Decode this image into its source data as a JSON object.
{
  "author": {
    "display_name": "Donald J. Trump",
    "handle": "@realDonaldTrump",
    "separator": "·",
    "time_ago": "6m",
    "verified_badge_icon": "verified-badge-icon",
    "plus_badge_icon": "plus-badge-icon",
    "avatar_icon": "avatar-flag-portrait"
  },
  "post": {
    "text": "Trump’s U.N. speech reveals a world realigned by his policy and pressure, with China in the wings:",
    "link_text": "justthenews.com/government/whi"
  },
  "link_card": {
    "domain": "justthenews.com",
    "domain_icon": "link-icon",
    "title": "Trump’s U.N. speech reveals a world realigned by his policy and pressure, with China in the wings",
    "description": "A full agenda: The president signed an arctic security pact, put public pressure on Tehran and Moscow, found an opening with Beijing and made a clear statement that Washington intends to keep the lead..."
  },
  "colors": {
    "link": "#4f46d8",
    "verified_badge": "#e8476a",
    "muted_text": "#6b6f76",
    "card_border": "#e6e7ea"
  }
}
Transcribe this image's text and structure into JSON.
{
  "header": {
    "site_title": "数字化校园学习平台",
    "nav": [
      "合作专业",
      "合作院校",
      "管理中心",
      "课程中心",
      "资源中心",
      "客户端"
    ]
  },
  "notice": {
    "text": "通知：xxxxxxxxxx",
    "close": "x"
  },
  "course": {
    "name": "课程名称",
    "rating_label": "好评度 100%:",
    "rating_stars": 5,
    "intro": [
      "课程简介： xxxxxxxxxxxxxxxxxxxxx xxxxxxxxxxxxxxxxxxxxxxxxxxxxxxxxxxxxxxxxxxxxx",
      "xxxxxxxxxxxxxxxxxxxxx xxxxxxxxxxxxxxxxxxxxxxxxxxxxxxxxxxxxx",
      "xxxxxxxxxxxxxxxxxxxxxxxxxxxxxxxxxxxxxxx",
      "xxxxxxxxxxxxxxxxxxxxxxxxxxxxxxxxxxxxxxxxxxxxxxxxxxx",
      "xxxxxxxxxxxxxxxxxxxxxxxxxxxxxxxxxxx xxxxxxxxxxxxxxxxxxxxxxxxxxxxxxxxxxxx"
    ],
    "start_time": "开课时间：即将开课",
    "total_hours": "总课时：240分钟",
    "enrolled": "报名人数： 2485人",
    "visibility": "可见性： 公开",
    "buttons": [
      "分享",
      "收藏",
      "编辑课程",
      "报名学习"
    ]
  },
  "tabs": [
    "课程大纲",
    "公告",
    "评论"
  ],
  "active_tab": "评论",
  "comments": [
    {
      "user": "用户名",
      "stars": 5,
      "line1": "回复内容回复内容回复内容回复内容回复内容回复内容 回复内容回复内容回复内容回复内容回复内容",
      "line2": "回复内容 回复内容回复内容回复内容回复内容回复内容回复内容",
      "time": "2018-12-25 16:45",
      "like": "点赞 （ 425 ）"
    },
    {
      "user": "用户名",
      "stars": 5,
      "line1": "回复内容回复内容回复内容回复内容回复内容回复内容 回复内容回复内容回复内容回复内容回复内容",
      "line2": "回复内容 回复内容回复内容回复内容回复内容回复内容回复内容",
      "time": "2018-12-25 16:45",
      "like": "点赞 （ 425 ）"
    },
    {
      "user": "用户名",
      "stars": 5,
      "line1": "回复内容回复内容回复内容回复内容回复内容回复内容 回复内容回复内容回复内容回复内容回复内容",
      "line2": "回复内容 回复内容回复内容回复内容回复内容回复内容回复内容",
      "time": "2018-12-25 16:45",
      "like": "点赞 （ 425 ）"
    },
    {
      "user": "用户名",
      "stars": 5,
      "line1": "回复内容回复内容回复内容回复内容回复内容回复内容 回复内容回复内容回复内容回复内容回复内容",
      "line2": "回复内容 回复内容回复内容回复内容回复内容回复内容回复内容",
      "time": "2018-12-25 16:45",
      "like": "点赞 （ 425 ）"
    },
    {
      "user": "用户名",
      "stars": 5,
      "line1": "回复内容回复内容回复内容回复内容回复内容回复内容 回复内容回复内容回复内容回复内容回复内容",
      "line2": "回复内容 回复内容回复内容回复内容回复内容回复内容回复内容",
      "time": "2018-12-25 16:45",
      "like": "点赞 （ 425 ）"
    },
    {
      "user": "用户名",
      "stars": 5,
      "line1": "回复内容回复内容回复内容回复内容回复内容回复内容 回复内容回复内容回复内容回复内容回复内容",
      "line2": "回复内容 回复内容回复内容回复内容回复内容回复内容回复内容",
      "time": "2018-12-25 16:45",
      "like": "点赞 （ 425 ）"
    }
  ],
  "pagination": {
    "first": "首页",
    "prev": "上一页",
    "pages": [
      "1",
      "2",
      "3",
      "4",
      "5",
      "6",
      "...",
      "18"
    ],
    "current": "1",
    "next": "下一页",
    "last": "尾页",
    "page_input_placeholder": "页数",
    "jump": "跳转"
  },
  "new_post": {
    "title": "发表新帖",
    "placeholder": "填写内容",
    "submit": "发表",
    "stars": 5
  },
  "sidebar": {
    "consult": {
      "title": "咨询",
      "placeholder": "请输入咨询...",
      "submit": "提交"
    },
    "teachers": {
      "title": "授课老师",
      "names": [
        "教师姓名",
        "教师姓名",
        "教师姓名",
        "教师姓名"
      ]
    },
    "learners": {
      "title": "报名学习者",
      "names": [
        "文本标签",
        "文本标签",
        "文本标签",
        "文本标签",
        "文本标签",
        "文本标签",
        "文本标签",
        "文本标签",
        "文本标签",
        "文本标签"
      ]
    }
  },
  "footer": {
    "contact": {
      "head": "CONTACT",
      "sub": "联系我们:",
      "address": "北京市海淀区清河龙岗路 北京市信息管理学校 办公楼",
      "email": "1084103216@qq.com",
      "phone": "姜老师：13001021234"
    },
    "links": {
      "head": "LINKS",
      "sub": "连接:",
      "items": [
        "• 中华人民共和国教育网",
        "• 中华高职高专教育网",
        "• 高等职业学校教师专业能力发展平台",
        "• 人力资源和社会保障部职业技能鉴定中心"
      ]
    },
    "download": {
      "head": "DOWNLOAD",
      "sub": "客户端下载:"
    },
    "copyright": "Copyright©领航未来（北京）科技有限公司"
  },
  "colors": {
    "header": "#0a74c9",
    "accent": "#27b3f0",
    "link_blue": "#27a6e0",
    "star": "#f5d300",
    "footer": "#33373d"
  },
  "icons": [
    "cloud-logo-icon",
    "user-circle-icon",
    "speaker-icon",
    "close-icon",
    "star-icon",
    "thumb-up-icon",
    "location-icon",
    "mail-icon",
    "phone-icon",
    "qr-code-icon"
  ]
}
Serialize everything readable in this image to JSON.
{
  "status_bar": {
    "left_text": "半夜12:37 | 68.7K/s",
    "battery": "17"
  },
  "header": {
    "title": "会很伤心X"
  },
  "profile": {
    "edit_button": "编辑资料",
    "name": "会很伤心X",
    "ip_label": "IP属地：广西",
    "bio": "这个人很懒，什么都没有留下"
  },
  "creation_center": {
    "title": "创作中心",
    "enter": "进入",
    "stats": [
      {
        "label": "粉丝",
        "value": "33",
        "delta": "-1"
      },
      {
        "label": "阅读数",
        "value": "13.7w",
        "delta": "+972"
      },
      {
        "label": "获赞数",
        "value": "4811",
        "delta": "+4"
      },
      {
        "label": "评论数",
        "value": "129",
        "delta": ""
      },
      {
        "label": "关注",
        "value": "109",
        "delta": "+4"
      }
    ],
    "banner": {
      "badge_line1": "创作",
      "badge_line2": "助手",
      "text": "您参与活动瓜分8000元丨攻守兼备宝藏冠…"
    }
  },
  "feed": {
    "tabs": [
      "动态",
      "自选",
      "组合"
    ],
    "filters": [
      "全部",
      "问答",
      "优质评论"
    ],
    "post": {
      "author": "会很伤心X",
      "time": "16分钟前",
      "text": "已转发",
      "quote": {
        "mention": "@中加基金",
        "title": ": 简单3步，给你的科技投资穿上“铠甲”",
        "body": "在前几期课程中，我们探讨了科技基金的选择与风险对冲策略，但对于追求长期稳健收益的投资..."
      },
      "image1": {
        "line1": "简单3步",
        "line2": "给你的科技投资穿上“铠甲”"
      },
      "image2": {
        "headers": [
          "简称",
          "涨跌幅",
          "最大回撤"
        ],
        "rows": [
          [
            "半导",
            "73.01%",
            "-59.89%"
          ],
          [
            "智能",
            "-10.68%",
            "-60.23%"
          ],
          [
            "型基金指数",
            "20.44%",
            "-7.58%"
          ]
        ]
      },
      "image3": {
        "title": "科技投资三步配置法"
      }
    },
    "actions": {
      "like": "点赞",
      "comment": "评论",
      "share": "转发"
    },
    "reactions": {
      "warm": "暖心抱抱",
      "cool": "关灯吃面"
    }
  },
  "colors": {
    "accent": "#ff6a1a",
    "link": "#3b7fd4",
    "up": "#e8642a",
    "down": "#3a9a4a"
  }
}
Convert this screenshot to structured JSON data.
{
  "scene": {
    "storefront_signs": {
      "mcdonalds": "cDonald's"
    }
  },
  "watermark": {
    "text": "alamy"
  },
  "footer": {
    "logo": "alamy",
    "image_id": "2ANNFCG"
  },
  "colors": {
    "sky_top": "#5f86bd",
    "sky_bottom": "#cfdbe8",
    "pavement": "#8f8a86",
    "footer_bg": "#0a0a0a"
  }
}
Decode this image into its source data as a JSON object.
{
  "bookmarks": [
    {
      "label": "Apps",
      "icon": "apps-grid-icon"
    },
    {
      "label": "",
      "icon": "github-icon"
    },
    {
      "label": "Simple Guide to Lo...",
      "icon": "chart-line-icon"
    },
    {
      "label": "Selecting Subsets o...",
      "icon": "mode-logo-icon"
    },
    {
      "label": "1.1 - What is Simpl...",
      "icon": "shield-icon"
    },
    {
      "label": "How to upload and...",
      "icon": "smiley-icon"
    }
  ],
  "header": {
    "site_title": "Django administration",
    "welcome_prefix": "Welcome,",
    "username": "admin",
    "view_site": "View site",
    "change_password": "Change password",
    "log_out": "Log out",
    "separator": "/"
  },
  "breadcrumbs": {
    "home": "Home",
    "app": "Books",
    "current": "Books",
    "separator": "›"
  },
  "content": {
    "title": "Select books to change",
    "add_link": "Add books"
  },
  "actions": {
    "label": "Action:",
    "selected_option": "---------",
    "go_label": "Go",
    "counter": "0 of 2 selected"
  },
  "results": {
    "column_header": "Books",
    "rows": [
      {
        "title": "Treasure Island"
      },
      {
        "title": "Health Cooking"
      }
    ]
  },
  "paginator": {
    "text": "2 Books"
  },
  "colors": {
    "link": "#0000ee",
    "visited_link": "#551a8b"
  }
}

§ To be done:
Say how many lines in the entries contain the string "policy", and leave out everything else.

§ Output below:
2